WHAT IS REQUIRED
Your task is to transcribe the data in full.

[start PROVIDED RECORDS]

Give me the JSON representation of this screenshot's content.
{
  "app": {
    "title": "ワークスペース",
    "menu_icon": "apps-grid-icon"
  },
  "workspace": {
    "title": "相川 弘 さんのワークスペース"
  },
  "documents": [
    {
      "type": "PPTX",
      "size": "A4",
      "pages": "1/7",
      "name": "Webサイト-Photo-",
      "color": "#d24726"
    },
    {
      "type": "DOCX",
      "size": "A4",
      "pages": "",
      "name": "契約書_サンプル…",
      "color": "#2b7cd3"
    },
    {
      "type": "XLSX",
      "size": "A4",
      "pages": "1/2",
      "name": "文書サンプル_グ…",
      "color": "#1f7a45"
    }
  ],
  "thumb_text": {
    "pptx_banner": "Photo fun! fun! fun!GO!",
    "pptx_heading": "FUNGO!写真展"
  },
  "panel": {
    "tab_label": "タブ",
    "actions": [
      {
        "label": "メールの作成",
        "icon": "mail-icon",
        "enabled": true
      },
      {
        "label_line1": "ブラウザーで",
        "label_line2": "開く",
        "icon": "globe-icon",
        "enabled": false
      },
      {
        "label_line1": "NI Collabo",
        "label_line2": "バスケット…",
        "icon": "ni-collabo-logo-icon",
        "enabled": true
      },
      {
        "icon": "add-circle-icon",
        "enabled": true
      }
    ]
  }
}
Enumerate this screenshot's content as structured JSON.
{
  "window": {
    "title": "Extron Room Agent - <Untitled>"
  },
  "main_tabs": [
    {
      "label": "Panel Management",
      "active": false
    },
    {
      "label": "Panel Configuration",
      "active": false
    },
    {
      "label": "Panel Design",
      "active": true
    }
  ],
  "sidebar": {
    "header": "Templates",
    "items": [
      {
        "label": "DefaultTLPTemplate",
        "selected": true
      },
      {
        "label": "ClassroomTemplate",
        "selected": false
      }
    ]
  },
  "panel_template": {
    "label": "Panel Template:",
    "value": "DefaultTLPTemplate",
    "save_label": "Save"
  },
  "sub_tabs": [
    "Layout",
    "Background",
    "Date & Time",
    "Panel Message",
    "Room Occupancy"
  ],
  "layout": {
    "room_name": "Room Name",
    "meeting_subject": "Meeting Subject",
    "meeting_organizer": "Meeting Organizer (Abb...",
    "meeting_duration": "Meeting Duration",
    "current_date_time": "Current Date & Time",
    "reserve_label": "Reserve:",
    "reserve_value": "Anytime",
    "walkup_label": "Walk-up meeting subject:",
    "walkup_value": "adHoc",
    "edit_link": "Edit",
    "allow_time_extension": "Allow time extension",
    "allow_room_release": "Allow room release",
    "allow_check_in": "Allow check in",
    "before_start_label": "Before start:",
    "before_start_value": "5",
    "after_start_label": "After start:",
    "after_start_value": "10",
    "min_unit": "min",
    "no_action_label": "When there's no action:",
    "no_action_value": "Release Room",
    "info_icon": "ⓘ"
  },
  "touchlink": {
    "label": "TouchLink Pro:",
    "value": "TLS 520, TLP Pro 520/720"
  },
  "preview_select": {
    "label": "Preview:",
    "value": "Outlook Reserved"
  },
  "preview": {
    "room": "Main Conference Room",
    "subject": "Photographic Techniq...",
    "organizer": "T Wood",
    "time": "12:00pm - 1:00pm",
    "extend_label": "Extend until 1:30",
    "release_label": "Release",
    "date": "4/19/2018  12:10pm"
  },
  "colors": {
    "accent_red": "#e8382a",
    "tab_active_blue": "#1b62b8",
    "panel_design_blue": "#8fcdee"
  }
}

[end PROVIDED RECORDS]

PROBLEM SOLUTION
Give me the JSON representation of this screenshot's content.
{
  "app": {
    "title": "ワークスペース",
    "menu_icon": "apps-grid-icon"
  },
  "workspace": {
    "title": "相川 弘 さんのワークスペース"
  },
  "documents": [
    {
      "type": "PPTX",
      "size": "A4",
      "pages": "1/7",
      "name": "Webサイト-Photo-",
      "color": "#d24726"
    },
    {
      "type": "DOCX",
      "size": "A4",
      "pages": "",
      "name": "契約書_サンプル…",
      "color": "#2b7cd3"
    },
    {
      "type": "XLSX",
      "size": "A4",
      "pages": "1/2",
      "name": "文書サンプル_グ…",
      "color": "#1f7a45"
    }
  ],
  "thumb_text": {
    "pptx_banner": "Photo fun! fun! fun!GO!",
    "pptx_heading": "FUNGO!写真展"
  },
  "panel": {
    "tab_label": "タブ",
    "actions": [
      {
        "label": "メールの作成",
        "icon": "mail-icon",
        "enabled": true
      },
      {
        "label_line1": "ブラウザーで",
        "label_line2": "開く",
        "icon": "globe-icon",
        "enabled": false
      },
      {
        "label_line1": "NI Collabo",
        "label_line2": "バスケット…",
        "icon": "ni-collabo-logo-icon",
        "enabled": true
      },
      {
        "icon": "add-circle-icon",
        "enabled": true
      }
    ]
  }
}
Enumerate this screenshot's content as structured JSON.
{
  "window": {
    "title": "Extron Room Agent - <Untitled>"
  },
  "main_tabs": [
    {
      "label": "Panel Management",
      "active": false
    },
    {
      "label": "Panel Configuration",
      "active": false
    },
    {
      "label": "Panel Design",
      "active": true
    }
  ],
  "sidebar": {
    "header": "Templates",
    "items": [
      {
        "label": "DefaultTLPTemplate",
        "selected": true
      },
      {
        "label": "ClassroomTemplate",
        "selected": false
      }
    ]
  },
  "panel_template": {
    "label": "Panel Template:",
    "value": "DefaultTLPTemplate",
    "save_label": "Save"
  },
  "sub_tabs": [
    "Layout",
    "Background",
    "Date & Time",
    "Panel Message",
    "Room Occupancy"
  ],
  "layout": {
    "room_name": "Room Name",
    "meeting_subject": "Meeting Subject",
    "meeting_organizer": "Meeting Organizer (Abb...",
    "meeting_duration": "Meeting Duration",
    "current_date_time": "Current Date & Time",
    "reserve_label": "Reserve:",
    "reserve_value": "Anytime",
    "walkup_label": "Walk-up meeting subject:",
    "walkup_value": "adHoc",
    "edit_link": "Edit",
    "allow_time_extension": "Allow time extension",
    "allow_room_release": "Allow room release",
    "allow_check_in": "Allow check in",
    "before_start_label": "Before start:",
    "before_start_value": "5",
    "after_start_label": "After start:",
    "after_start_value": "10",
    "min_unit": "min",
    "no_action_label": "When there's no action:",
    "no_action_value": "Release Room",
    "info_icon": "ⓘ"
  },
  "touchlink": {
    "label": "TouchLink Pro:",
    "value": "TLS 520, TLP Pro 520/720"
  },
  "preview_select": {
    "label": "Preview:",
    "value": "Outlook Reserved"
  },
  "preview": {
    "room": "Main Conference Room",
    "subject": "Photographic Techniq...",
    "organizer": "T Wood",
    "time": "12:00pm - 1:00pm",
    "extend_label": "Extend until 1:30",
    "release_label": "Release",
    "date": "4/19/2018  12:10pm"
  },
  "colors": {
    "accent_red": "#e8382a",
    "tab_active_blue": "#1b62b8",
    "panel_design_blue": "#8fcdee"
  }
}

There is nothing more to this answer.